• **EXCERPTED RECORDS**
___

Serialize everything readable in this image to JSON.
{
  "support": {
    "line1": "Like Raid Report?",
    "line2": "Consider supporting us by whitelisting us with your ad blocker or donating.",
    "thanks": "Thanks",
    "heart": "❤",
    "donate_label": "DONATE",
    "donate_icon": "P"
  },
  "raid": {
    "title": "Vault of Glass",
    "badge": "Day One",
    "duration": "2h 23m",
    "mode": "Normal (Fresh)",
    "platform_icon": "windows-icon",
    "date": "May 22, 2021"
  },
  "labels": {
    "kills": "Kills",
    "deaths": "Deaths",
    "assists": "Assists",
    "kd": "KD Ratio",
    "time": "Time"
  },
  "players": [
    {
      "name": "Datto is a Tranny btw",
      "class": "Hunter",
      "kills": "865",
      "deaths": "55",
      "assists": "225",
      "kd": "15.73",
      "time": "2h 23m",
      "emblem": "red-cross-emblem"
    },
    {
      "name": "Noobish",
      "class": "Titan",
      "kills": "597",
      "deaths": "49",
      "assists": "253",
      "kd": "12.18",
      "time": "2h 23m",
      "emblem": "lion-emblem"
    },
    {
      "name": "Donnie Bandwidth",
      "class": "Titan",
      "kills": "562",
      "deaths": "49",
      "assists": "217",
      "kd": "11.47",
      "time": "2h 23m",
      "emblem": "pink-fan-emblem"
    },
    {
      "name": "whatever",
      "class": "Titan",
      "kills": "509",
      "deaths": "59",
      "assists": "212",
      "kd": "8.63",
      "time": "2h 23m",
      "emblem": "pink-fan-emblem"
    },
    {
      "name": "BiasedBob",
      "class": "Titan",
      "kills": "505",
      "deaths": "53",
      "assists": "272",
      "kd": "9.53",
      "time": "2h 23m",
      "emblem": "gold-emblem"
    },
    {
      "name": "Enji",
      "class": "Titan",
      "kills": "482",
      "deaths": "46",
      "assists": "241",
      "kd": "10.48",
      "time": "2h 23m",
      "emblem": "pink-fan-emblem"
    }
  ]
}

___

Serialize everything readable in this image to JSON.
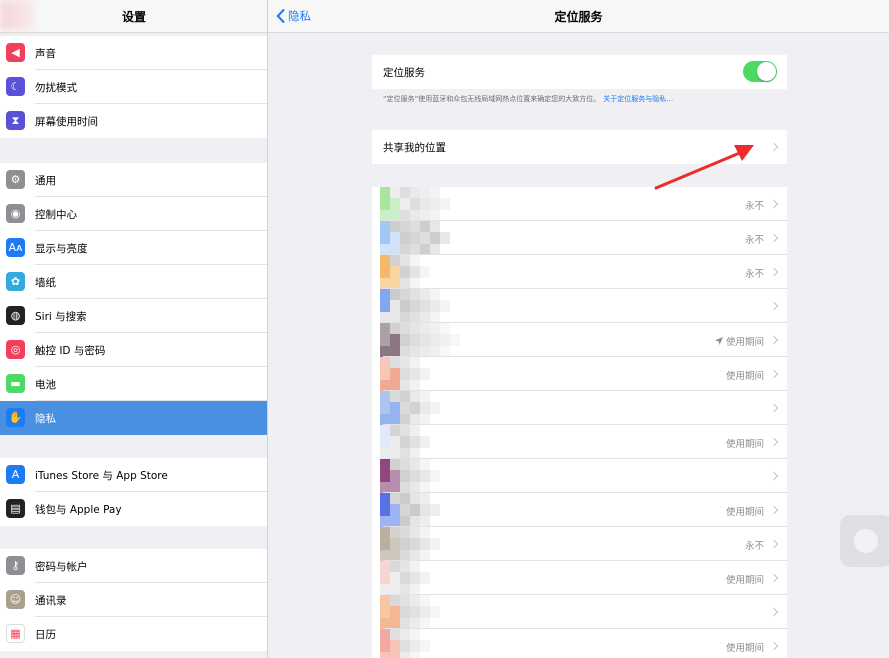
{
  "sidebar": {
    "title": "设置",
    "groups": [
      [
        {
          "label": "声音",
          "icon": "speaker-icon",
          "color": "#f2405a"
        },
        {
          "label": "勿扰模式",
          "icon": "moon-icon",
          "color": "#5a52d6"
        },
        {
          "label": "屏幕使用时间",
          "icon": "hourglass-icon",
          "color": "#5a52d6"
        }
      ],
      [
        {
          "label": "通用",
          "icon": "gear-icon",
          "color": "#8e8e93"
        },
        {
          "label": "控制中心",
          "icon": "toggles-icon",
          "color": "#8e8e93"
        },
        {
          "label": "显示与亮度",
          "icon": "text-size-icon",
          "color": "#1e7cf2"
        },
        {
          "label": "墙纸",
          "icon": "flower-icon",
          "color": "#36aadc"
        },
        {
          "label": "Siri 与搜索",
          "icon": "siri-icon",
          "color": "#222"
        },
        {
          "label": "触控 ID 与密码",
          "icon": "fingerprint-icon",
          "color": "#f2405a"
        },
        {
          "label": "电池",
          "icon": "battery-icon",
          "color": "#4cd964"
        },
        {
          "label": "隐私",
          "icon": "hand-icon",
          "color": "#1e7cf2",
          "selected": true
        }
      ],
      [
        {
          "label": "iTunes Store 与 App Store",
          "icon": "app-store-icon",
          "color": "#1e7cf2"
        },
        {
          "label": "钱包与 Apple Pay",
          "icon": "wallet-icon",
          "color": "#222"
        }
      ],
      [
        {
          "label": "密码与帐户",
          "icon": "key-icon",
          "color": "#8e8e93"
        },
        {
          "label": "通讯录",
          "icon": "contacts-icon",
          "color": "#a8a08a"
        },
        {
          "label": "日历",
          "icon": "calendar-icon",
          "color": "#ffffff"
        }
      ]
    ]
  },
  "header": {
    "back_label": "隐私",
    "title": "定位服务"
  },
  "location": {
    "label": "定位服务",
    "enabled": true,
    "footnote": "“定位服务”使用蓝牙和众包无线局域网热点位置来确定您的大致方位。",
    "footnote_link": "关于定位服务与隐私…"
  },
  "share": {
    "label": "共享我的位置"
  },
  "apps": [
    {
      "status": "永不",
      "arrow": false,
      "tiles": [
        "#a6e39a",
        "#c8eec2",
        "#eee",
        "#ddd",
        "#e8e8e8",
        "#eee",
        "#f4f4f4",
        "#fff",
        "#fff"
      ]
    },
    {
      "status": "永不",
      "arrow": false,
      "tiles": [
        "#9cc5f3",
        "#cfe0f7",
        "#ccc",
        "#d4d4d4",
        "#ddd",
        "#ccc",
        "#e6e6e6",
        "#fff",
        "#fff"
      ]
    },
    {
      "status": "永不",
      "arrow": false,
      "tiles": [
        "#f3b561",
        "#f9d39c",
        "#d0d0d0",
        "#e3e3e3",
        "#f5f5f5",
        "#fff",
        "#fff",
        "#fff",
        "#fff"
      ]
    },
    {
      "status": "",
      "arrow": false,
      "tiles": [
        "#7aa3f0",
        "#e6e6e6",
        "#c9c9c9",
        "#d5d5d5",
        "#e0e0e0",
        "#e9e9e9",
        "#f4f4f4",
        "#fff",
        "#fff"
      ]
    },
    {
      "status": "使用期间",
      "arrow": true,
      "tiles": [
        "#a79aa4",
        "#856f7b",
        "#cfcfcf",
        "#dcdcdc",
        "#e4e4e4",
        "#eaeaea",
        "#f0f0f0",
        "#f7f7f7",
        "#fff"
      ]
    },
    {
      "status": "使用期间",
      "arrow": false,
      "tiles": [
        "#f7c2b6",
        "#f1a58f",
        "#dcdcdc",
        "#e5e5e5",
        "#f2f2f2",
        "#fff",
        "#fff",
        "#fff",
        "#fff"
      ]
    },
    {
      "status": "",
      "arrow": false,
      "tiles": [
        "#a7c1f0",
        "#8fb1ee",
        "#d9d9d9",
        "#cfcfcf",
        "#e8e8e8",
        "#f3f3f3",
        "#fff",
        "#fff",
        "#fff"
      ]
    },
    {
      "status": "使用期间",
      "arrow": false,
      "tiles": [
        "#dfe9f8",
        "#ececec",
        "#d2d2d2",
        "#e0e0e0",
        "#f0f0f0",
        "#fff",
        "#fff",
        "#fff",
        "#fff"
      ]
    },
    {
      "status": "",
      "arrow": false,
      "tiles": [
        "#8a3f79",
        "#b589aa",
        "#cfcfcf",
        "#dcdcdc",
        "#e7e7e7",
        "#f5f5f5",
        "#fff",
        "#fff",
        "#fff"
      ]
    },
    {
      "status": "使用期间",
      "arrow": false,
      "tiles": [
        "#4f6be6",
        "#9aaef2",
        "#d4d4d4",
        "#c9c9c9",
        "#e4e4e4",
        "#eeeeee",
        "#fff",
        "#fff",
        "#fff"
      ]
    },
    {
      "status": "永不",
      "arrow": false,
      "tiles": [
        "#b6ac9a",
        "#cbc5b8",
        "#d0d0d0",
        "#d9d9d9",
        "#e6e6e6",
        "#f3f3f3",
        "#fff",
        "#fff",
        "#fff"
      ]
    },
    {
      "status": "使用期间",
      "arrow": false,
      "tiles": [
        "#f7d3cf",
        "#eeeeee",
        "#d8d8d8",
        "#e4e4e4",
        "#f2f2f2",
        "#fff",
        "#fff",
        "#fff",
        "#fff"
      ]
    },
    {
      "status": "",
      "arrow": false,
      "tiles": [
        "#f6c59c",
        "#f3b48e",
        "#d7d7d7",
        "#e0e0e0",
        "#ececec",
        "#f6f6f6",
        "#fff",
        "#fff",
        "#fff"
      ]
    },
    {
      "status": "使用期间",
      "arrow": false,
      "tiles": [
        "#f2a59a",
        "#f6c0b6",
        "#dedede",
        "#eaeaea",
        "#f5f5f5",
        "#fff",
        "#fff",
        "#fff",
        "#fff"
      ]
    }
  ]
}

___

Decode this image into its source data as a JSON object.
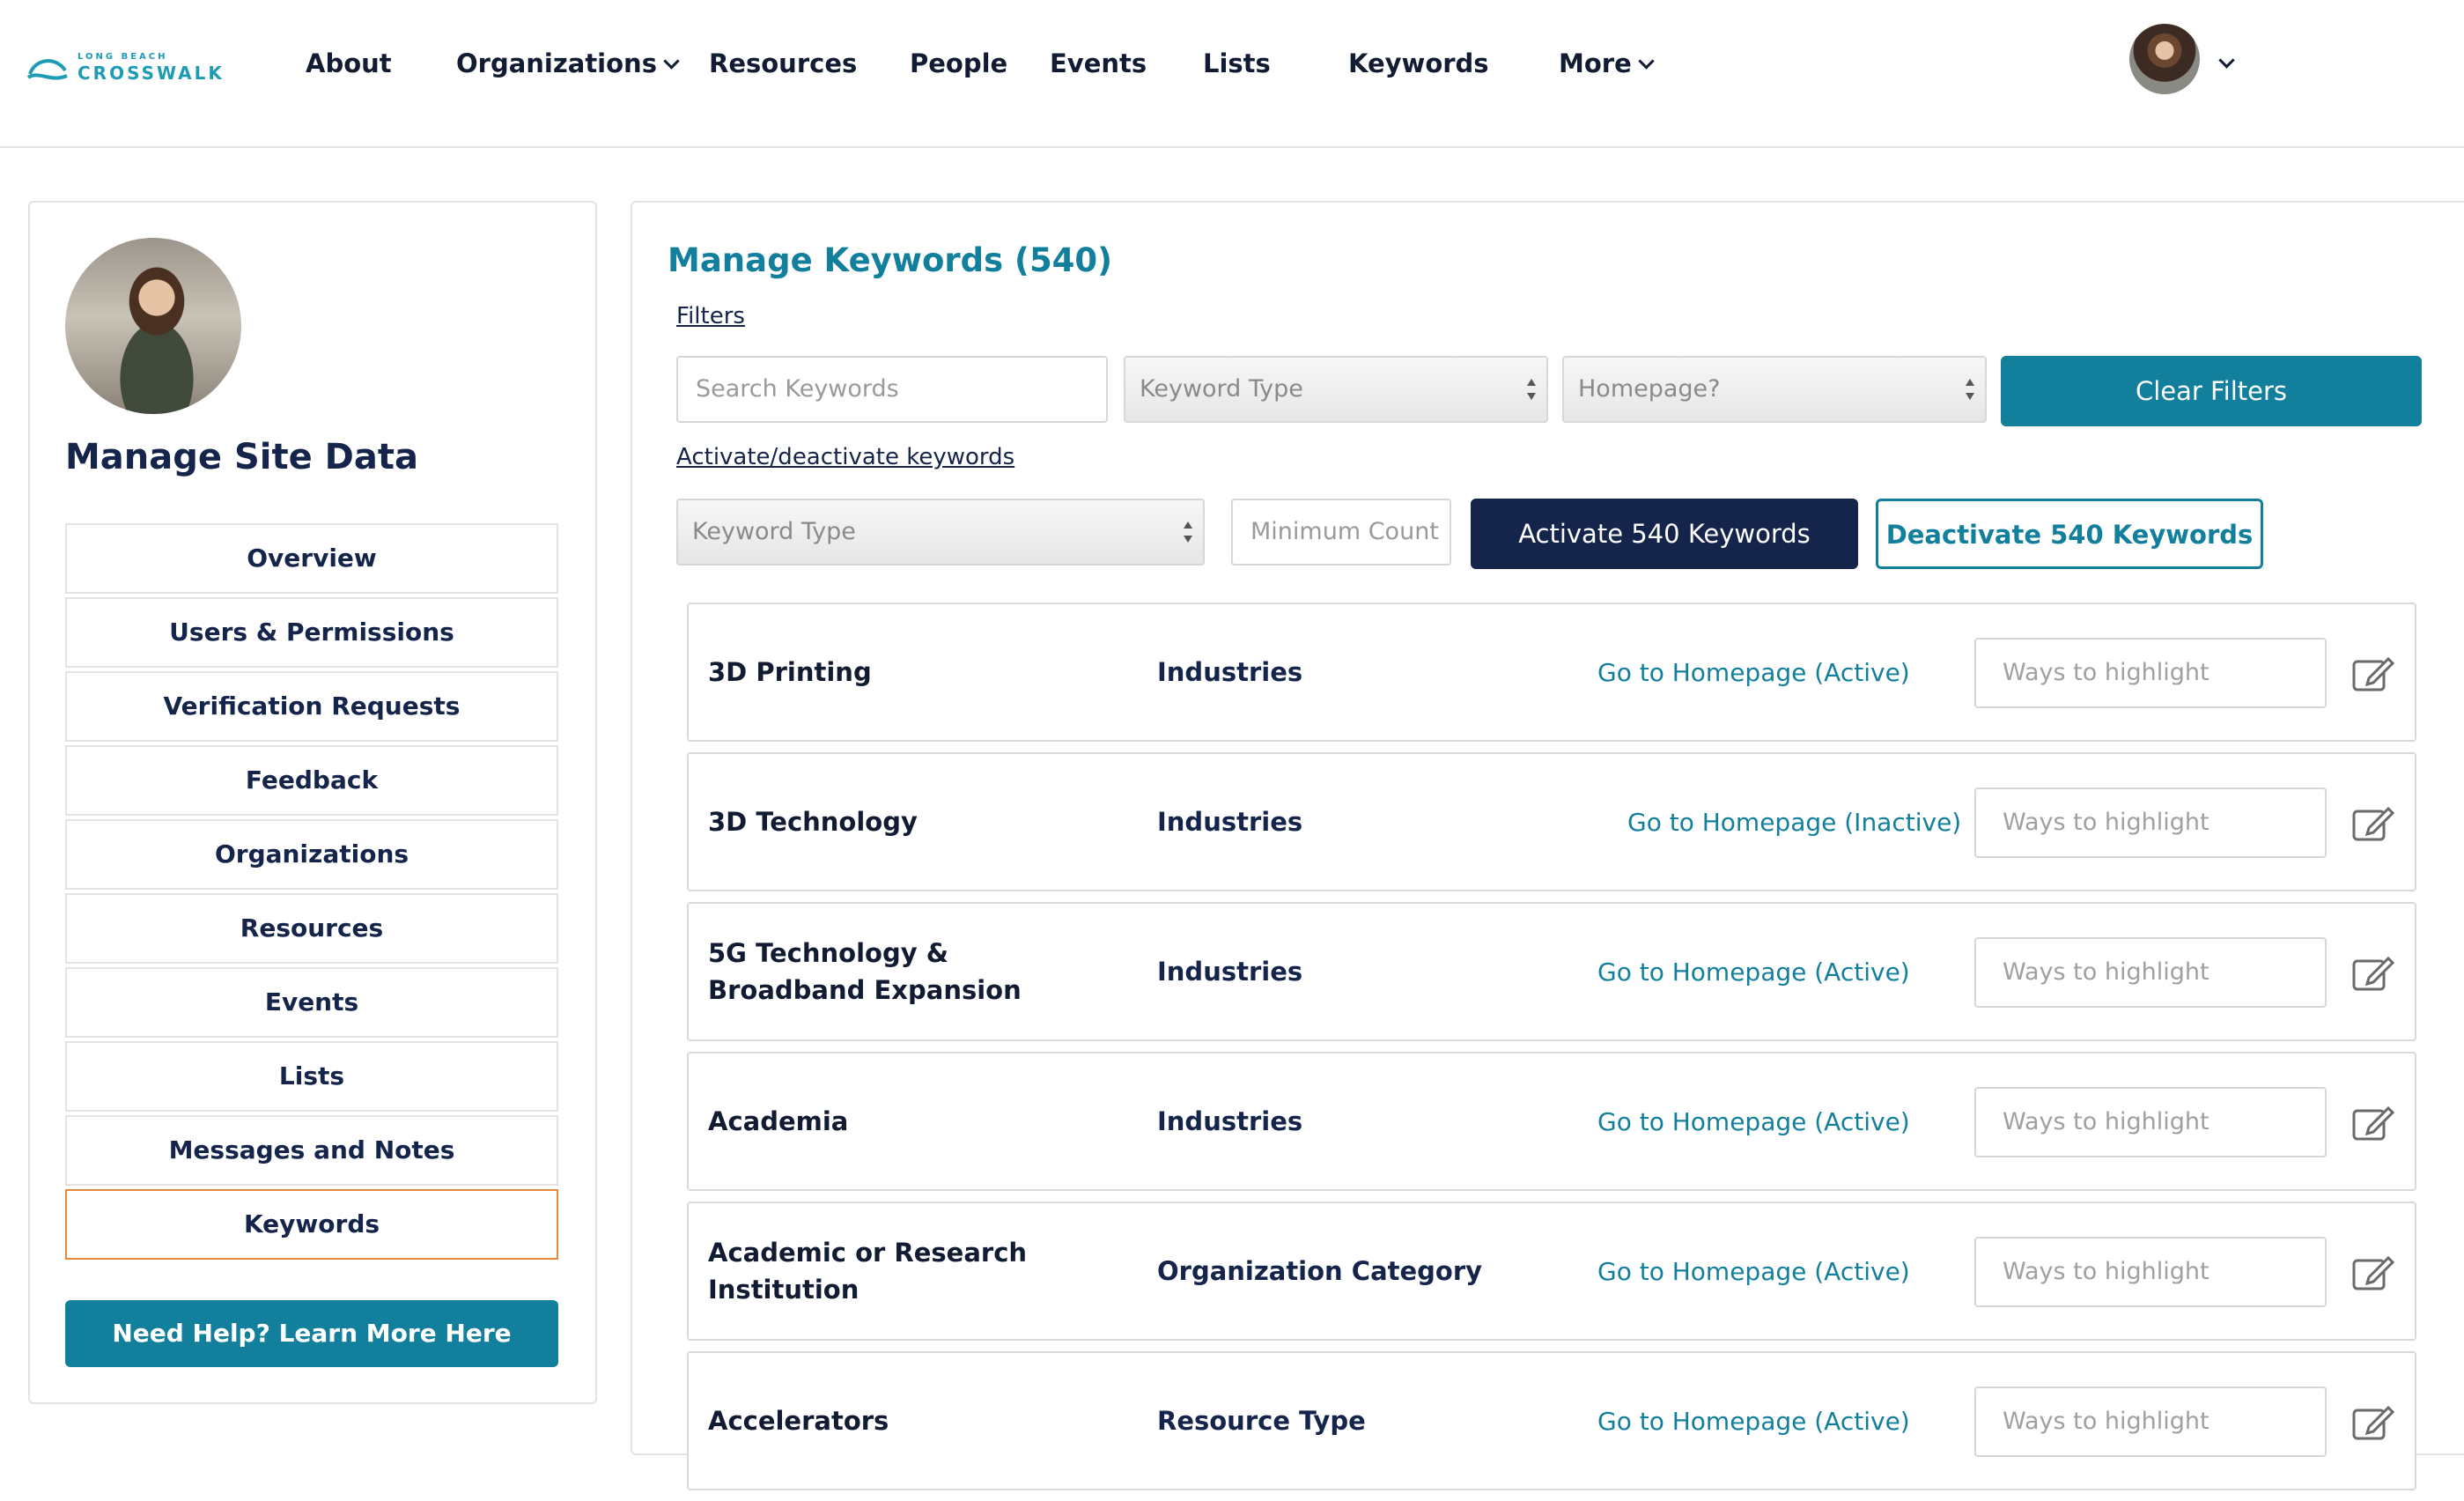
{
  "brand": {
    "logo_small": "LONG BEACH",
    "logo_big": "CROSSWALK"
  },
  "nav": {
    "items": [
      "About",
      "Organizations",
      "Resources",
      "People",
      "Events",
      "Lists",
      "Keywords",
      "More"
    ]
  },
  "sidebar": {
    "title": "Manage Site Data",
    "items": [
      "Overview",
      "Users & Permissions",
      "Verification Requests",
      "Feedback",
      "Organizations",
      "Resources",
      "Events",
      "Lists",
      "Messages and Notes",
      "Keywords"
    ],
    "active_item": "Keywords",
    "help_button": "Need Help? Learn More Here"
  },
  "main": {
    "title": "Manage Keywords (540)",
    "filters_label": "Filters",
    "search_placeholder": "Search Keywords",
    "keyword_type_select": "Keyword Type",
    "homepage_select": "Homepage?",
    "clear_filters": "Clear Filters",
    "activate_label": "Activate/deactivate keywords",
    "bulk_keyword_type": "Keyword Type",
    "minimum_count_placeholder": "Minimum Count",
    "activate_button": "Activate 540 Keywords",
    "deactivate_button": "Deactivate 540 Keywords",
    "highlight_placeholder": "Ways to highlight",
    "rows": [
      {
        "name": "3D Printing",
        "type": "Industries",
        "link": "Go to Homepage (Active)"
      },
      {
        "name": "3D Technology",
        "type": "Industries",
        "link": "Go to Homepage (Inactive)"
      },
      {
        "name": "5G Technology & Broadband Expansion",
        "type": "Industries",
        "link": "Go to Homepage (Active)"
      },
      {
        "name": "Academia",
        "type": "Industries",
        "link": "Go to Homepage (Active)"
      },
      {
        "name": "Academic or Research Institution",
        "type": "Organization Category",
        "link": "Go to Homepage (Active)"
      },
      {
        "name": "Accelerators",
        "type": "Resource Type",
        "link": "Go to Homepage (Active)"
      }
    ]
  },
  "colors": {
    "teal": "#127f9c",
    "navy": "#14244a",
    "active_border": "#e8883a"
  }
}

___

• **TO DO**
Find each line in the records holding the string "Technology" and show it.

• **EXERCISE OUTPUT**
        "name": "3D Technology",
        "name": "5G Technology & Broadband Expansion",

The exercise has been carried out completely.